• _TRECHO APRESENTADO_

================================

Os melhores ensaios clínicos já realizados até agora — inclusive o mais recente, feito em 55 hospitais brasileiros — não conseguiram provar a eficácia da hidroxicloroquina no tratamento da covid-19.

A isso se dá o nome de ônus da prova. Ou seja, em ciência, parte-se primeiro da inexistência de um fato (no caso, a inexistência de eficácia da hidroxicloroquina contra a covid-19). A existência só é construída com evidências colhidas por meio do método científico.

Ou seja, enquanto não existirem evidências obtidas por meio de estudos bem conduzidos, a hipótese de que a hidroxicloroquina funciona no tratamento da covid-19 deve ser considerada nula.

Por isso, não cabe dizer que a hidroxicloroquina é um medicamento "sem eficácia comprovada" contra a doença causada pelo novo coronavírus. O mais adequado, enquanto não se provar o contrário, é dizer que a hidroxicloroquina não é eficaz contra a covid-19. E ponto.

================================

• _Dados de análise estrutural da página_
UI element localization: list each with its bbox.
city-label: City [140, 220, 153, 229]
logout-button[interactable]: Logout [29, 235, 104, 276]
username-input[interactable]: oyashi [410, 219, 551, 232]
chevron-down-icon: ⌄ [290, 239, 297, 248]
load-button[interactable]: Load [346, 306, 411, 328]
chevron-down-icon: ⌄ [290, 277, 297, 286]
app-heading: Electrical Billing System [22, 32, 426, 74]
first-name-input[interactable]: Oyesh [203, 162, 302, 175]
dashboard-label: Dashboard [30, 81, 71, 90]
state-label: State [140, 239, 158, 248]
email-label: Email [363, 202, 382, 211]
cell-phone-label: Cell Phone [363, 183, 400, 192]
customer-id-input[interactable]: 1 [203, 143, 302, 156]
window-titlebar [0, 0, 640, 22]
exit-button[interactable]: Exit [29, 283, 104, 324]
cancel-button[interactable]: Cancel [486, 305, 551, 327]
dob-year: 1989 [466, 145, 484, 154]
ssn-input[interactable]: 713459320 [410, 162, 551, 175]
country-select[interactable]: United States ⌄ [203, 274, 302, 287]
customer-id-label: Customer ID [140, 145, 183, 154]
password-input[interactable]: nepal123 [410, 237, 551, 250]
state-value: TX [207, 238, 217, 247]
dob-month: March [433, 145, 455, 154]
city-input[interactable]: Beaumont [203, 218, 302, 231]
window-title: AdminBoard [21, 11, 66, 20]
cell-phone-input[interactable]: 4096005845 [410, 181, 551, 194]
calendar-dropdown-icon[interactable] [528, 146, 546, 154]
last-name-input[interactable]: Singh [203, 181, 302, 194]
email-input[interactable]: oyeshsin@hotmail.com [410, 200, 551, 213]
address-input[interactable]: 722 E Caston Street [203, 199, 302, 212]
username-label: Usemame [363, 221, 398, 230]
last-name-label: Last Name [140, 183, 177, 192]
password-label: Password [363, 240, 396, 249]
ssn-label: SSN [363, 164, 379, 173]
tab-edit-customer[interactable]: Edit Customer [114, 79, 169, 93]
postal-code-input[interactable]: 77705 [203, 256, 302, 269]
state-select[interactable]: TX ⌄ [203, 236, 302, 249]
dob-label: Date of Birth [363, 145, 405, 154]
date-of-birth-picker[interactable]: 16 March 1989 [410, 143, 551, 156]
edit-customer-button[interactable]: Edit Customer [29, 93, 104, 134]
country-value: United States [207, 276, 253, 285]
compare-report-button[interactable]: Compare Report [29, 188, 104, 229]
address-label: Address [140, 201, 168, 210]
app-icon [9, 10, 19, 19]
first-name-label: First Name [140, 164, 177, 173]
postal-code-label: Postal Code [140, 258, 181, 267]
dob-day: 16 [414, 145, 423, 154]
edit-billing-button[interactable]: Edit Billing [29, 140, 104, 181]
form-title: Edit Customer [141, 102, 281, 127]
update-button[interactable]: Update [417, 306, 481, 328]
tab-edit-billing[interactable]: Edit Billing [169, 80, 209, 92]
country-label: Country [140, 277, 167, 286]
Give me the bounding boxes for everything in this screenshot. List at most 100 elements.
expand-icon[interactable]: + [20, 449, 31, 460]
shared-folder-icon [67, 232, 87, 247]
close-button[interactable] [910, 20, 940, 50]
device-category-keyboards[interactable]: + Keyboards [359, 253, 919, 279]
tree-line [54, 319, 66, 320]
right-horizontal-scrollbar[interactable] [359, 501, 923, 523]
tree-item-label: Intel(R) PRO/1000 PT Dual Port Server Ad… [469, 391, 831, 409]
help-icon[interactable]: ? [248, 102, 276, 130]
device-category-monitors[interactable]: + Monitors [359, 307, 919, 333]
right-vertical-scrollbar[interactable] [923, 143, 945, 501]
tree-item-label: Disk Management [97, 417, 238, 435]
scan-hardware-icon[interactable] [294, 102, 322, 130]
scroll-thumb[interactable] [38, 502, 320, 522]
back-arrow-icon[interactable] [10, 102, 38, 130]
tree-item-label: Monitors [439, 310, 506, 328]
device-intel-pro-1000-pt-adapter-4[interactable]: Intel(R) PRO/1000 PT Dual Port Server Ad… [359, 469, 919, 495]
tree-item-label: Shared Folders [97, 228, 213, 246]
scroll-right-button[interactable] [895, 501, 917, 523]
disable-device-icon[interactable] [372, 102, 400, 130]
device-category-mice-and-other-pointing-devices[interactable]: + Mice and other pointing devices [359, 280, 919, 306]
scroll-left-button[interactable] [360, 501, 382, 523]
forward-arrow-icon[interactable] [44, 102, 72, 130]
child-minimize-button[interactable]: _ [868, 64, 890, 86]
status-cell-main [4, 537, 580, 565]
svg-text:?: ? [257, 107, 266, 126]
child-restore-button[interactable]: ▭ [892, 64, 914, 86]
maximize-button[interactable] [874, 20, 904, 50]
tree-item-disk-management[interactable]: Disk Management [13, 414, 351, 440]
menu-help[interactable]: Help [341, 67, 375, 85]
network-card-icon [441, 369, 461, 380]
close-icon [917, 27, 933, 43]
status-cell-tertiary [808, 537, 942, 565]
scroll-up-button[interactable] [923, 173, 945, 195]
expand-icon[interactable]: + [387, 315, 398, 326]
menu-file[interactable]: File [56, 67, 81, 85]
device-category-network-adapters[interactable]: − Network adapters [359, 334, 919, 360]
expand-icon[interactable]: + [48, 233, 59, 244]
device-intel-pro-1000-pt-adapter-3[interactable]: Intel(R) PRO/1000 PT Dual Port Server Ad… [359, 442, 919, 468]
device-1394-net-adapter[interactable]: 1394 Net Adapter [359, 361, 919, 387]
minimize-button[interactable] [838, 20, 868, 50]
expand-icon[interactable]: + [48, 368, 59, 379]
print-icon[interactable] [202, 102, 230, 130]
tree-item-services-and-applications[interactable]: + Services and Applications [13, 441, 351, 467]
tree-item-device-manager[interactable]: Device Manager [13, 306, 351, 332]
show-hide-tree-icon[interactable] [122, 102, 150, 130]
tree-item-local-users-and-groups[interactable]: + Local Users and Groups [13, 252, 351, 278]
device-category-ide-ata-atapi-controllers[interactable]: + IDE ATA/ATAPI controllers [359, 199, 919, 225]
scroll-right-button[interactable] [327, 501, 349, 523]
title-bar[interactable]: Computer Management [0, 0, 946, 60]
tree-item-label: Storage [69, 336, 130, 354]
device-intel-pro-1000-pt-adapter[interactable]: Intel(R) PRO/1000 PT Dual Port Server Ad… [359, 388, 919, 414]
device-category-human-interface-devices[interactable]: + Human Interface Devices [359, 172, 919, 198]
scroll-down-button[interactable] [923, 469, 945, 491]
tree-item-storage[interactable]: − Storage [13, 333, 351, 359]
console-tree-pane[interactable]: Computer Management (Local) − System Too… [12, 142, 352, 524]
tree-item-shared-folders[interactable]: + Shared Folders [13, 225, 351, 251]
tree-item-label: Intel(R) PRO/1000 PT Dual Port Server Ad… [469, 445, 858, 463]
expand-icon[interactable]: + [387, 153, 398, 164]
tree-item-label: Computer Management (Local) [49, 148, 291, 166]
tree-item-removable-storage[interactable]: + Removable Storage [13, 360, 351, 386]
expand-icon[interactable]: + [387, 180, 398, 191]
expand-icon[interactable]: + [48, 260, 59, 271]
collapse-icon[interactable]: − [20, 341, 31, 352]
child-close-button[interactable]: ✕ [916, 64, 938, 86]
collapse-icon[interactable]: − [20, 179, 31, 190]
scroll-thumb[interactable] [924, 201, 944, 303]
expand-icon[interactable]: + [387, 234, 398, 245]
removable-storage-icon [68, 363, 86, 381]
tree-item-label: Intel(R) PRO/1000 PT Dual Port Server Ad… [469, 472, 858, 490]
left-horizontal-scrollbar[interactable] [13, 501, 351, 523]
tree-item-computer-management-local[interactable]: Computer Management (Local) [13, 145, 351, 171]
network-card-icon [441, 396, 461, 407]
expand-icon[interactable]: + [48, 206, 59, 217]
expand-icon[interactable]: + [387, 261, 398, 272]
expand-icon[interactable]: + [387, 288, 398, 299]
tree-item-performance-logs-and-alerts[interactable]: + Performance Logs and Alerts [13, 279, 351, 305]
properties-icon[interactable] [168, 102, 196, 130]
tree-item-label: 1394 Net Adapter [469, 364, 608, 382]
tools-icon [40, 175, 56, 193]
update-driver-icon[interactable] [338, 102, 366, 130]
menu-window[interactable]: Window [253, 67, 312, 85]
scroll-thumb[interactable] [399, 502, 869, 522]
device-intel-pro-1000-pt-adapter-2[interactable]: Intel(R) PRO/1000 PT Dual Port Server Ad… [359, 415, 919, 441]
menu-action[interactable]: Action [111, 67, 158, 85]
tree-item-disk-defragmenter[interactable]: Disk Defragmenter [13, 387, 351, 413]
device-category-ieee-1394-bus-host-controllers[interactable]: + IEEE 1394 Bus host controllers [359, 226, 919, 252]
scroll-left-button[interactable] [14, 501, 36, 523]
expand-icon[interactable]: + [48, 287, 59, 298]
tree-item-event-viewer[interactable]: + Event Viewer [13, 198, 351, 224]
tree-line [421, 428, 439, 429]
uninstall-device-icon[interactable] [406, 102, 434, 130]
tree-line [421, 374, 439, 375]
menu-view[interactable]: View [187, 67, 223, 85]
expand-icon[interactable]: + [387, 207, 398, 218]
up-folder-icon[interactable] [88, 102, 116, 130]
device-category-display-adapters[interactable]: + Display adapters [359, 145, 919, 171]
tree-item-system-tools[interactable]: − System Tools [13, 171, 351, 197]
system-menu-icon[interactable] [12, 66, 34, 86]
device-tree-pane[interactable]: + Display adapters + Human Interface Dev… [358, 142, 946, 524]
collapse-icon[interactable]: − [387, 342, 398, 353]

================================

• _CONJUNTO DE TAREFAS_
[1] Transcreva o trecho do texto sobre a hidroxicloroquina entre "A isso se dá" e "covid-19. E ponto.", inclusive.
[2] Dê continuidade ao texto sobre a hidroxicloroquina a partir do ponto em que ele termina.

• _RESPOSTAS POR TAREFA_
[1]
A isso se dá o nome de ônus da prova. Ou seja, em ciência, parte-se primeiro da inexistência de um fato (no caso, a inexistência de eficácia da hidroxicloroquina contra a covid-19). A existência só é construída com evidências colhidas por meio do método científico.

Ou seja, enquanto não existirem evidências obtidas por meio de estudos bem conduzidos, a hipótese de que a hidroxicloroquina funciona no tratamento da covid-19 deve ser considerada nula.

Por isso, não cabe dizer que a hidroxicloroquina é um medicamento "sem eficácia comprovada" contra a doença causada pelo novo coronavírus. O mais adequado, enquanto não se provar o contrário, é dizer que a hidroxicloroquina não é eficaz contra a covid-19. E ponto.

[2]
A expressão "sem comprovação científica" parece inverter o ônus da prova. Passa a impressão de que há uma probabilidade de o remédio ser eficaz. Deveria ser o contrário: a probabilidade de eficácia é inexistente enquanto não houver evidências de que existe.

A inversão do ônus da prova

Realizada com 665 pessoas hospitalizadas com sintomas leves ou moderados da doença, a pesquisa da Coalizão Covid-19 Brasil publicada no respeitado The New England Journal of Medicine chegou à conclusão de que o grupo de pacientes que recebeu placebo (pílulas de farinha, sem efeito algum), teve uma recuperação equivalente à dos grupos que tomaram hidroxicloroquina ou hidroxicloroquina em combinação com o antibiótico azitromicina. Ou seja, não houve diferença significativa no status clínico dos pacientes dos três grupos.

De maneira mais simples e direta: a hidroxicloroquina, seja ministrada isoladamente ou com azitromicina, não se mostrou um remédio eficaz contra covid-19.

Ainda assim, o Ministério da Saúde se recusa a mudar o seu protocolo para a prescrição do medicamento, com o argumento de que foram usados critérios diferentes do que seriam os estágios leves, moderados ou graves da doença.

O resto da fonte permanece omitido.